Challenge
Collect each line containing "JSON".

-- Start of Dataset excerpts --

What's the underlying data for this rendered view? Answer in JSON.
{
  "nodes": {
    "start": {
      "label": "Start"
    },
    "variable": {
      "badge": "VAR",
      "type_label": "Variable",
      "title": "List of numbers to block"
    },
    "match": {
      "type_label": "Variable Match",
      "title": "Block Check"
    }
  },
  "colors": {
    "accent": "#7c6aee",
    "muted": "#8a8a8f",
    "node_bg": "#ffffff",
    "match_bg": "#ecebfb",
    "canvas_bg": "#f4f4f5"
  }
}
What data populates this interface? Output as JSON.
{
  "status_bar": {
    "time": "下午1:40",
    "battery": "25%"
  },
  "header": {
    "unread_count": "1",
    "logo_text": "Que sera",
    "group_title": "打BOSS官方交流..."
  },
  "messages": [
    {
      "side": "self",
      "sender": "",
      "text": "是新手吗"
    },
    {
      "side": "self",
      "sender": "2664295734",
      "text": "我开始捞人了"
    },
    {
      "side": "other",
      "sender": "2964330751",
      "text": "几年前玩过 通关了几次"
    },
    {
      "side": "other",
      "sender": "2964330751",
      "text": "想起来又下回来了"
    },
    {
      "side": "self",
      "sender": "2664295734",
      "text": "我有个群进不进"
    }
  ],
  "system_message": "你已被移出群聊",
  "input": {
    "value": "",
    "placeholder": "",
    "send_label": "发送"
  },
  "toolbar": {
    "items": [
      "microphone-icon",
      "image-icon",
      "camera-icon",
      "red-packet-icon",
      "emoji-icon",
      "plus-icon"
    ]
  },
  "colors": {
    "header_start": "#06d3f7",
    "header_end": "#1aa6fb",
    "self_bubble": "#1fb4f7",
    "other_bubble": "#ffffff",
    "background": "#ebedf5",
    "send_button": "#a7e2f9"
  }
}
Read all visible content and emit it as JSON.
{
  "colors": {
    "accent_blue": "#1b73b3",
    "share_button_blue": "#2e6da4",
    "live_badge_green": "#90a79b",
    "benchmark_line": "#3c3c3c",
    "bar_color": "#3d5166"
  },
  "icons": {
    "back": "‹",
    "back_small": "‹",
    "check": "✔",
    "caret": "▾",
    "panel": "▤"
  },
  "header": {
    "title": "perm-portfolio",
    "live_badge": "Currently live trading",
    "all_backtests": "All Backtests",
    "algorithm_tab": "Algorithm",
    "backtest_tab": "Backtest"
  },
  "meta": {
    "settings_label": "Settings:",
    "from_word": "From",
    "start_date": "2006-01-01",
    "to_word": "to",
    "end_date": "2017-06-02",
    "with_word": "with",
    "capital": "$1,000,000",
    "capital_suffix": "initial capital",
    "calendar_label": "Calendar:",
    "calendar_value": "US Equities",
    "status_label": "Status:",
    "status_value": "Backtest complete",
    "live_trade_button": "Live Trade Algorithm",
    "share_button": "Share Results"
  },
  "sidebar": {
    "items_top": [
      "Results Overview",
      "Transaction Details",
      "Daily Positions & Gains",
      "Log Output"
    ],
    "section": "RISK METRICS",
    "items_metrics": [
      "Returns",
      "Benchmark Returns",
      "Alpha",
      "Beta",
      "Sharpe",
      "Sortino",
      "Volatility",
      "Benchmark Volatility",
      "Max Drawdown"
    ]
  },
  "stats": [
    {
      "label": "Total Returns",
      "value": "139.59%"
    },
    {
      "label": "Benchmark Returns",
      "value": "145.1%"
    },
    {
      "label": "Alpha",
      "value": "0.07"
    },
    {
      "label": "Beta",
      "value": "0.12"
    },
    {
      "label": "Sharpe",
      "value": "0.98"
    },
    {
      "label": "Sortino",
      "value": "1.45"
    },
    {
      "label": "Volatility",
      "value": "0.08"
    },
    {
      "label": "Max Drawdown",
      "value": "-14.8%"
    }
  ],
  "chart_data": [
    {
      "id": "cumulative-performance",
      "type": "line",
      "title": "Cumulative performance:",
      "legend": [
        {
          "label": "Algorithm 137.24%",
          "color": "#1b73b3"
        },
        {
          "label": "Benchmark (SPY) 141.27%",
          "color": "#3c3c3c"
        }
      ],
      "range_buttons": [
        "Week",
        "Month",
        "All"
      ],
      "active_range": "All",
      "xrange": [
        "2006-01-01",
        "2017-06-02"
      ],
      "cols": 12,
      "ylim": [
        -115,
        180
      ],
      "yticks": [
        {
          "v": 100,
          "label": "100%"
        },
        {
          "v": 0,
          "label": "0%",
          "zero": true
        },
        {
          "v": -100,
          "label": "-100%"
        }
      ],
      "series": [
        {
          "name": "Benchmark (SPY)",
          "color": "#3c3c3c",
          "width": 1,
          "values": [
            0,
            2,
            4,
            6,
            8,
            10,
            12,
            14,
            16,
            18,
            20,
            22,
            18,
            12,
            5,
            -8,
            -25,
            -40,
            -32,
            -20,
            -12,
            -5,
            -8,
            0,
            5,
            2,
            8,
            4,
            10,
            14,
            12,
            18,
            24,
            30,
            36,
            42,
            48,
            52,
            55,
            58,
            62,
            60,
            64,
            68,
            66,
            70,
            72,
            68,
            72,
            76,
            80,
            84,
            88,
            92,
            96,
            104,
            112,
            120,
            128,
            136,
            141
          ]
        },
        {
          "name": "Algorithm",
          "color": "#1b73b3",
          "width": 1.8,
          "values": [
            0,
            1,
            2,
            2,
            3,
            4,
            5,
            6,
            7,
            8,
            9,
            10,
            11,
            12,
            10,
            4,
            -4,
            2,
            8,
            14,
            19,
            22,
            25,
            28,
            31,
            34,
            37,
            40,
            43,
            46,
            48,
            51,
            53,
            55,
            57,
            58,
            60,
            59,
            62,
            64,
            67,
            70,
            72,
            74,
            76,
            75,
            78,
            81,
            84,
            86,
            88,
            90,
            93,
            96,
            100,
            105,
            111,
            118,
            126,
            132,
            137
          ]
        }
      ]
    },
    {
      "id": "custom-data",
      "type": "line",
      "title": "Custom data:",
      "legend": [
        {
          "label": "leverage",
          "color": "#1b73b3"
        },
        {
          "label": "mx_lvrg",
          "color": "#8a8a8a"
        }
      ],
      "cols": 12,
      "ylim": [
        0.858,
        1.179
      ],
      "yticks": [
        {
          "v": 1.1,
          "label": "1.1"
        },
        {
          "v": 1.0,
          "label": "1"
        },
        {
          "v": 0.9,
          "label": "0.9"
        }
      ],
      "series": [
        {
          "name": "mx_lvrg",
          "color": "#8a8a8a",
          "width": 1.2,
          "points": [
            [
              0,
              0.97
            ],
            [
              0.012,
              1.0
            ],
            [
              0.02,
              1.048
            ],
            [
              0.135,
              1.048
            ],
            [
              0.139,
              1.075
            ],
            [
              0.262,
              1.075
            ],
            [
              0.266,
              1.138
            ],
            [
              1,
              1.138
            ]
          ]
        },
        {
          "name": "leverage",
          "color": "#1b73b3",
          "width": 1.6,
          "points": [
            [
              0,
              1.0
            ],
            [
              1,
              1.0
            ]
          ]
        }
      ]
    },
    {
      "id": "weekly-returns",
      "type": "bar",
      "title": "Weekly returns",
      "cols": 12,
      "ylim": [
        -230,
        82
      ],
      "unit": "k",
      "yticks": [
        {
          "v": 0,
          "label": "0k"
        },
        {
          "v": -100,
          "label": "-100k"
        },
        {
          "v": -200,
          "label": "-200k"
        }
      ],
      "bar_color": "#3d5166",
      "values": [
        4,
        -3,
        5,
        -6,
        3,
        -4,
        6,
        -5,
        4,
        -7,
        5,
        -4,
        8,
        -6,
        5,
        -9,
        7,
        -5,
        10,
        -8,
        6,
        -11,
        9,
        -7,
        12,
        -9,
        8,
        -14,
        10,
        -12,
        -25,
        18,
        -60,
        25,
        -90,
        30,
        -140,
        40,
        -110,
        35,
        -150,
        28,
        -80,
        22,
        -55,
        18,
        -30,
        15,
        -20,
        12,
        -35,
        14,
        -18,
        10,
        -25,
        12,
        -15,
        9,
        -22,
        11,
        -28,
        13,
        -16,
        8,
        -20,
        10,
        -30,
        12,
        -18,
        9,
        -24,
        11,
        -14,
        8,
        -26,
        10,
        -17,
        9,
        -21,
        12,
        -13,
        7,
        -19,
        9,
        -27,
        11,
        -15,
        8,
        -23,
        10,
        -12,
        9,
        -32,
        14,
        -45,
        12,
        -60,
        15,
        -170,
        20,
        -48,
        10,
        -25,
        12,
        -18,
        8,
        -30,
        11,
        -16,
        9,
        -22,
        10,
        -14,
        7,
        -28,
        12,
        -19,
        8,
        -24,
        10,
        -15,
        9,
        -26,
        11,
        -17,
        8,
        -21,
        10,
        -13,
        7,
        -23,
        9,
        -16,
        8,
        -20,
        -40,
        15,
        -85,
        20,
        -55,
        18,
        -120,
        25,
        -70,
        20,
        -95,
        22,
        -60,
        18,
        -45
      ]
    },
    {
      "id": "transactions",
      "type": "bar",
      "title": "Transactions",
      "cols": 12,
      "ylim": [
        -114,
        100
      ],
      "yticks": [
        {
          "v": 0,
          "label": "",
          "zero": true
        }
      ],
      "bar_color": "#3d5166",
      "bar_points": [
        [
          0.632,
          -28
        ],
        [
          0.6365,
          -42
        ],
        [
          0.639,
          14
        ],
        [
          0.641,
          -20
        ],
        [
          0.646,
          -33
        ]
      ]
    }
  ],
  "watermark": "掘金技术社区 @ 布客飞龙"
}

-- End of Dataset excerpts --

Answer for the task
What's the underlying data for this rendered view? Answer in JSON.
What data populates this interface? Output as JSON.
Read all visible content and emit it as JSON.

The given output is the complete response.